What this task involves:
Please output the lines shown below exactly as they appear.
--- Begin Records provided ---
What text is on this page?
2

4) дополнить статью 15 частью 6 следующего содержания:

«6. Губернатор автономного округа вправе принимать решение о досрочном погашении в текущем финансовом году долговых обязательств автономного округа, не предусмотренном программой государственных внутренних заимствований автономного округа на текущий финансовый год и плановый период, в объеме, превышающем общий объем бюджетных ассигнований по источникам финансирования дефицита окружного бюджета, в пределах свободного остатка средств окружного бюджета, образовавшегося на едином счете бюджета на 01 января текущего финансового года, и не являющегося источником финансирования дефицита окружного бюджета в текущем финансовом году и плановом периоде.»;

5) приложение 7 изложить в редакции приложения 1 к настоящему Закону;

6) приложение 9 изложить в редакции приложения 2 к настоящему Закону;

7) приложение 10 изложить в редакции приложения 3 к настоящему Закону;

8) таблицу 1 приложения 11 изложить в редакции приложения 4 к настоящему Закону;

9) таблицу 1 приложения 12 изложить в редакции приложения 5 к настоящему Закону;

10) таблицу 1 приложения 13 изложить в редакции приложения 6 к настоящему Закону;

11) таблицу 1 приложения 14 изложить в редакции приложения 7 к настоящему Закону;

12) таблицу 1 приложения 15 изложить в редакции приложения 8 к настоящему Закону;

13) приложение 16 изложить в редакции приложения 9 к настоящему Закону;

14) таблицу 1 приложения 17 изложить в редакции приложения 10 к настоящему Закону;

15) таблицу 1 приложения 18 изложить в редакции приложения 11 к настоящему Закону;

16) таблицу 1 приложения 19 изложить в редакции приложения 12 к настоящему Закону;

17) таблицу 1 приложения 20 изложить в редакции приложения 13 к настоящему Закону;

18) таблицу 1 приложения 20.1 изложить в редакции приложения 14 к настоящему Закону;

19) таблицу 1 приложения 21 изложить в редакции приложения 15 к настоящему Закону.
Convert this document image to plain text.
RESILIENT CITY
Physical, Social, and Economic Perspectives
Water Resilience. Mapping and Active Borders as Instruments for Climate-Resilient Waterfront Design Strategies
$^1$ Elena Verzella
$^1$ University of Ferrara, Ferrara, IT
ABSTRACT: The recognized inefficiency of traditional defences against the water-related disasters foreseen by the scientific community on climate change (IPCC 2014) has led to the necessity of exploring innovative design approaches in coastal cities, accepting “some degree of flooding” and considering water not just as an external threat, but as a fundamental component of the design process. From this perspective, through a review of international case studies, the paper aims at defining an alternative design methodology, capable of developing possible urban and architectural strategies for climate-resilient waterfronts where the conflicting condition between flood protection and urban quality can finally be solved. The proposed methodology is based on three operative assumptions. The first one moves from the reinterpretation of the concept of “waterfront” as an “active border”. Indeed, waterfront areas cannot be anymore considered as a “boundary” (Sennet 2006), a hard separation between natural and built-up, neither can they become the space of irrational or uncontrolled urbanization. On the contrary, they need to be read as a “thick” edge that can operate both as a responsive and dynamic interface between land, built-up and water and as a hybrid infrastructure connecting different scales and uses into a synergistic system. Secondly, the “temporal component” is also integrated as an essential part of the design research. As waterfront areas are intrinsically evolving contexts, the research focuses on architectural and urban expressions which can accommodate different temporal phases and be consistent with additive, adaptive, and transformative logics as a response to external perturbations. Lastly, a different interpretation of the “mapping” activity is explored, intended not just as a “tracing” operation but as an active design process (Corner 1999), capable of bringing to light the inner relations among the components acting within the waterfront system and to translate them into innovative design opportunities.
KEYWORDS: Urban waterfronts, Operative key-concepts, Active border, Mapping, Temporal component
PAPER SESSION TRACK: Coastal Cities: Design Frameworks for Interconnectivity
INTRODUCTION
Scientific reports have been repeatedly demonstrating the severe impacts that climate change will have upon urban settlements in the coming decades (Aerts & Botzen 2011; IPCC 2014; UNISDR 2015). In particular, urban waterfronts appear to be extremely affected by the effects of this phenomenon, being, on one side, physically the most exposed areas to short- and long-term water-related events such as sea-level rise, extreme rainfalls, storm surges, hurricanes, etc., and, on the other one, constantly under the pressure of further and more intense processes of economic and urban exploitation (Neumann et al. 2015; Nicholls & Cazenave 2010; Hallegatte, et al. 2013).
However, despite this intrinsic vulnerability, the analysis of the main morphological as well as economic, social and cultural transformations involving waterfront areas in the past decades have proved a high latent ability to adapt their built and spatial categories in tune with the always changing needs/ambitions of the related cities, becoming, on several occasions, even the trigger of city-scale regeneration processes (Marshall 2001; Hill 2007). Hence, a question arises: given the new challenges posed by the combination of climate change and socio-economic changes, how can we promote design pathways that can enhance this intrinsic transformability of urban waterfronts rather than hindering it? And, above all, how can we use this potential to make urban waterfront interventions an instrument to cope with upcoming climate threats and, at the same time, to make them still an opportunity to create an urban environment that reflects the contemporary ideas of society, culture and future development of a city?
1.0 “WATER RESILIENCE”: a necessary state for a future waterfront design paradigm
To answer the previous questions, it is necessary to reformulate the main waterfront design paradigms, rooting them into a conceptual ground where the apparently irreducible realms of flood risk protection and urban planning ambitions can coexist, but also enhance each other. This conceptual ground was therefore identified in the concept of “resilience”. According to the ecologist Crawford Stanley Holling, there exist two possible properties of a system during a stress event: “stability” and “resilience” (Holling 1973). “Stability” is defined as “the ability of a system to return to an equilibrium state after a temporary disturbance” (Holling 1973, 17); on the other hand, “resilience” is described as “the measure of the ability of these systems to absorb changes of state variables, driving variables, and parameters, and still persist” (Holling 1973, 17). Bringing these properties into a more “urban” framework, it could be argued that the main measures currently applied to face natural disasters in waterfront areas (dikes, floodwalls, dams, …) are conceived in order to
--- End Records provided ---
Correct result:
What text is on this page?
2

4) дополнить статью 15 частью 6 следующего содержания:

«6. Губернатор автономного округа вправе принимать решение о досрочном погашении в текущем финансовом году долговых обязательств автономного округа, не предусмотренном программой государственных внутренних заимствований автономного округа на текущий финансовый год и плановый период, в объеме, превышающем общий объем бюджетных ассигнований по источникам финансирования дефицита окружного бюджета, в пределах свободного остатка средств окружного бюджета, образовавшегося на едином счете бюджета на 01 января текущего финансового года, и не являющегося источником финансирования дефицита окружного бюджета в текущем финансовом году и плановом периоде.»;

5) приложение 7 изложить в редакции приложения 1 к настоящему Закону;

6) приложение 9 изложить в редакции приложения 2 к настоящему Закону;

7) приложение 10 изложить в редакции приложения 3 к настоящему Закону;

8) таблицу 1 приложения 11 изложить в редакции приложения 4 к настоящему Закону;

9) таблицу 1 приложения 12 изложить в редакции приложения 5 к настоящему Закону;

10) таблицу 1 приложения 13 изложить в редакции приложения 6 к настоящему Закону;

11) таблицу 1 приложения 14 изложить в редакции приложения 7 к настоящему Закону;

12) таблицу 1 приложения 15 изложить в редакции приложения 8 к настоящему Закону;

13) приложение 16 изложить в редакции приложения 9 к настоящему Закону;

14) таблицу 1 приложения 17 изложить в редакции приложения 10 к настоящему Закону;

15) таблицу 1 приложения 18 изложить в редакции приложения 11 к настоящему Закону;

16) таблицу 1 приложения 19 изложить в редакции приложения 12 к настоящему Закону;

17) таблицу 1 приложения 20 изложить в редакции приложения 13 к настоящему Закону;

18) таблицу 1 приложения 20.1 изложить в редакции приложения 14 к настоящему Закону;

19) таблицу 1 приложения 21 изложить в редакции приложения 15 к настоящему Закону.
Convert this document image to plain text.
RESILIENT CITY
Physical, Social, and Economic Perspectives
Water Resilience. Mapping and Active Borders as Instruments for Climate-Resilient Waterfront Design Strategies
$^1$ Elena Verzella
$^1$ University of Ferrara, Ferrara, IT
ABSTRACT: The recognized inefficiency of traditional defences against the water-related disasters foreseen by the scientific community on climate change (IPCC 2014) has led to the necessity of exploring innovative design approaches in coastal cities, accepting “some degree of flooding” and considering water not just as an external threat, but as a fundamental component of the design process. From this perspective, through a review of international case studies, the paper aims at defining an alternative design methodology, capable of developing possible urban and architectural strategies for climate-resilient waterfronts where the conflicting condition between flood protection and urban quality can finally be solved. The proposed methodology is based on three operative assumptions. The first one moves from the reinterpretation of the concept of “waterfront” as an “active border”. Indeed, waterfront areas cannot be anymore considered as a “boundary” (Sennet 2006), a hard separation between natural and built-up, neither can they become the space of irrational or uncontrolled urbanization. On the contrary, they need to be read as a “thick” edge that can operate both as a responsive and dynamic interface between land, built-up and water and as a hybrid infrastructure connecting different scales and uses into a synergistic system. Secondly, the “temporal component” is also integrated as an essential part of the design research. As waterfront areas are intrinsically evolving contexts, the research focuses on architectural and urban expressions which can accommodate different temporal phases and be consistent with additive, adaptive, and transformative logics as a response to external perturbations. Lastly, a different interpretation of the “mapping” activity is explored, intended not just as a “tracing” operation but as an active design process (Corner 1999), capable of bringing to light the inner relations among the components acting within the waterfront system and to translate them into innovative design opportunities.
KEYWORDS: Urban waterfronts, Operative key-concepts, Active border, Mapping, Temporal component
PAPER SESSION TRACK: Coastal Cities: Design Frameworks for Interconnectivity
INTRODUCTION
Scientific reports have been repeatedly demonstrating the severe impacts that climate change will have upon urban settlements in the coming decades (Aerts & Botzen 2011; IPCC 2014; UNISDR 2015). In particular, urban waterfronts appear to be extremely affected by the effects of this phenomenon, being, on one side, physically the most exposed areas to short- and long-term water-related events such as sea-level rise, extreme rainfalls, storm surges, hurricanes, etc., and, on the other one, constantly under the pressure of further and more intense processes of economic and urban exploitation (Neumann et al. 2015; Nicholls & Cazenave 2010; Hallegatte, et al. 2013).
However, despite this intrinsic vulnerability, the analysis of the main morphological as well as economic, social and cultural transformations involving waterfront areas in the past decades have proved a high latent ability to adapt their built and spatial categories in tune with the always changing needs/ambitions of the related cities, becoming, on several occasions, even the trigger of city-scale regeneration processes (Marshall 2001; Hill 2007). Hence, a question arises: given the new challenges posed by the combination of climate change and socio-economic changes, how can we promote design pathways that can enhance this intrinsic transformability of urban waterfronts rather than hindering it? And, above all, how can we use this potential to make urban waterfront interventions an instrument to cope with upcoming climate threats and, at the same time, to make them still an opportunity to create an urban environment that reflects the contemporary ideas of society, culture and future development of a city?
1.0 “WATER RESILIENCE”: a necessary state for a future waterfront design paradigm
To answer the previous questions, it is necessary to reformulate the main waterfront design paradigms, rooting them into a conceptual ground where the apparently irreducible realms of flood risk protection and urban planning ambitions can coexist, but also enhance each other. This conceptual ground was therefore identified in the concept of “resilience”. According to the ecologist Crawford Stanley Holling, there exist two possible properties of a system during a stress event: “stability” and “resilience” (Holling 1973). “Stability” is defined as “the ability of a system to return to an equilibrium state after a temporary disturbance” (Holling 1973, 17); on the other hand, “resilience” is described as “the measure of the ability of these systems to absorb changes of state variables, driving variables, and parameters, and still persist” (Holling 1973, 17). Bringing these properties into a more “urban” framework, it could be argued that the main measures currently applied to face natural disasters in waterfront areas (dikes, floodwalls, dams, …) are conceived in order to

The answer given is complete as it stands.